# [Entries with figure data]
* * *
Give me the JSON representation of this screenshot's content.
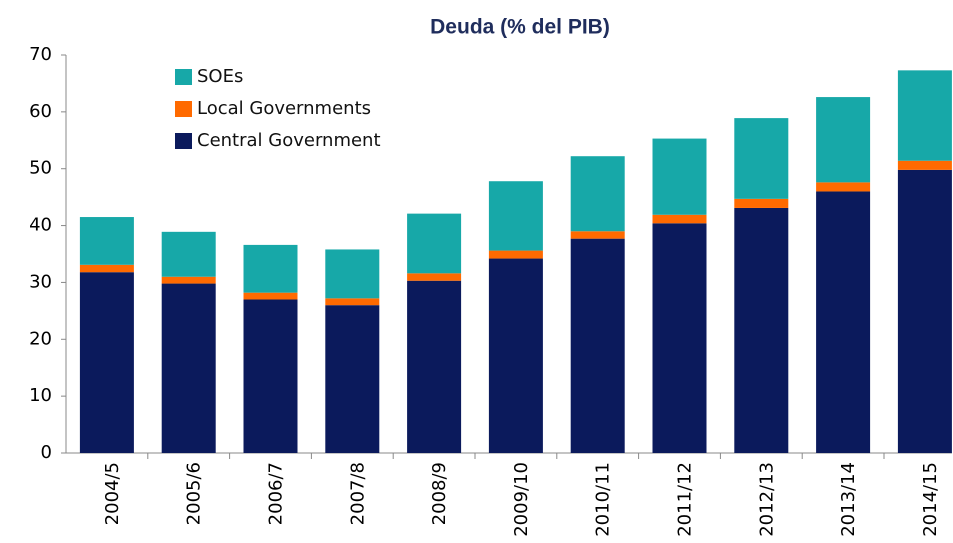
{
  "chart_data": {
    "type": "stacked_bar",
    "title": "Deuda (% del PIB)",
    "categories": [
      "2004/5",
      "2005/6",
      "2006/7",
      "2007/8",
      "2008/9",
      "2009/10",
      "2010/11",
      "2011/12",
      "2012/13",
      "2013/14",
      "2014/15"
    ],
    "series": [
      {
        "name": "Central Government",
        "color": "#0b1a5c",
        "values": [
          31.8,
          29.8,
          27.0,
          26.0,
          30.3,
          34.2,
          37.7,
          40.4,
          43.1,
          46.0,
          49.8
        ]
      },
      {
        "name": "Local Governments",
        "color": "#ff6a00",
        "values": [
          1.3,
          1.2,
          1.2,
          1.2,
          1.3,
          1.4,
          1.3,
          1.5,
          1.6,
          1.6,
          1.6
        ]
      },
      {
        "name": "SOEs",
        "color": "#17a8a8",
        "values": [
          8.4,
          7.9,
          8.4,
          8.6,
          10.5,
          12.2,
          13.2,
          13.4,
          14.2,
          15.0,
          15.9
        ]
      }
    ],
    "ylim": [
      0,
      70
    ],
    "yticks": [
      0,
      10,
      20,
      30,
      40,
      50,
      60,
      70
    ],
    "grid": false,
    "legend": "top-left"
  }
}
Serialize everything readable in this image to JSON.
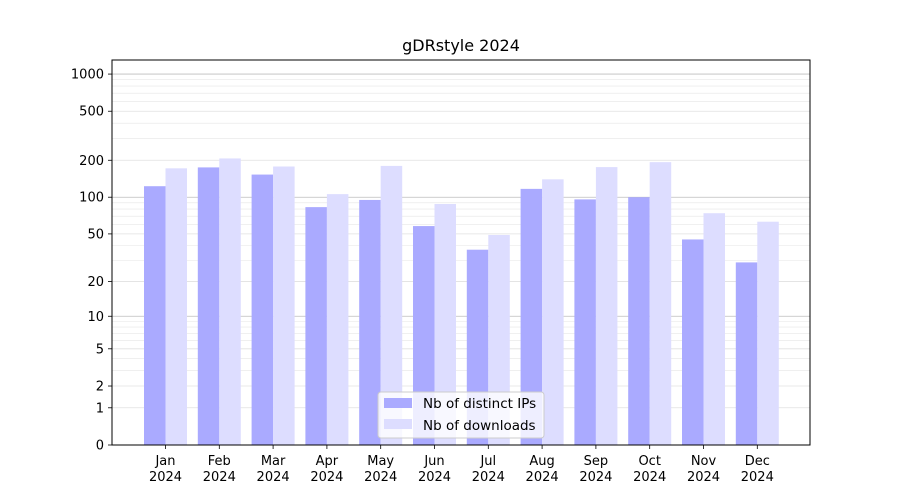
{
  "chart_data": {
    "type": "bar",
    "title": "gDRstyle 2024",
    "xlabel": "",
    "ylabel": "",
    "y_scale": "log(1+y)",
    "ylim": [
      0,
      1300
    ],
    "yticks": [
      0,
      1,
      2,
      5,
      10,
      20,
      50,
      100,
      200,
      500,
      1000
    ],
    "ytick_labels": [
      "0",
      "1",
      "2",
      "5",
      "10",
      "20",
      "50",
      "100",
      "200",
      "500",
      "1000"
    ],
    "grid": true,
    "legend_position": "bottom-center",
    "categories": [
      [
        "Jan",
        "2024"
      ],
      [
        "Feb",
        "2024"
      ],
      [
        "Mar",
        "2024"
      ],
      [
        "Apr",
        "2024"
      ],
      [
        "May",
        "2024"
      ],
      [
        "Jun",
        "2024"
      ],
      [
        "Jul",
        "2024"
      ],
      [
        "Aug",
        "2024"
      ],
      [
        "Sep",
        "2024"
      ],
      [
        "Oct",
        "2024"
      ],
      [
        "Nov",
        "2024"
      ],
      [
        "Dec",
        "2024"
      ]
    ],
    "series": [
      {
        "name": "Nb of distinct IPs",
        "color": "#aaaaff",
        "values": [
          123,
          175,
          153,
          83,
          95,
          58,
          37,
          117,
          96,
          100,
          45,
          29
        ]
      },
      {
        "name": "Nb of downloads",
        "color": "#ddddff",
        "values": [
          172,
          207,
          178,
          106,
          180,
          88,
          49,
          140,
          176,
          193,
          74,
          63
        ]
      }
    ]
  }
}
* * *
# [Aim of the task]
The lines to be quoted run from the line containing "Serialize everything readable" through the end of the entries above, both included; quote them exactly and leave out any pictures.

# [Solution to the exercise]
Serialize everything readable in this image to JSON.
{
  "chart_data": {
    "type": "bar",
    "title": "gDRstyle 2024",
    "xlabel": "",
    "ylabel": "",
    "y_scale": "log(1+y)",
    "ylim": [
      0,
      1300
    ],
    "yticks": [
      0,
      1,
      2,
      5,
      10,
      20,
      50,
      100,
      200,
      500,
      1000
    ],
    "ytick_labels": [
      "0",
      "1",
      "2",
      "5",
      "10",
      "20",
      "50",
      "100",
      "200",
      "500",
      "1000"
    ],
    "grid": true,
    "legend_position": "bottom-center",
    "categories": [
      [
        "Jan",
        "2024"
      ],
      [
        "Feb",
        "2024"
      ],
      [
        "Mar",
        "2024"
      ],
      [
        "Apr",
        "2024"
      ],
      [
        "May",
        "2024"
      ],
      [
        "Jun",
        "2024"
      ],
      [
        "Jul",
        "2024"
      ],
      [
        "Aug",
        "2024"
      ],
      [
        "Sep",
        "2024"
      ],
      [
        "Oct",
        "2024"
      ],
      [
        "Nov",
        "2024"
      ],
      [
        "Dec",
        "2024"
      ]
    ],
    "series": [
      {
        "name": "Nb of distinct IPs",
        "color": "#aaaaff",
        "values": [
          123,
          175,
          153,
          83,
          95,
          58,
          37,
          117,
          96,
          100,
          45,
          29
        ]
      },
      {
        "name": "Nb of downloads",
        "color": "#ddddff",
        "values": [
          172,
          207,
          178,
          106,
          180,
          88,
          49,
          140,
          176,
          193,
          74,
          63
        ]
      }
    ]
  }
}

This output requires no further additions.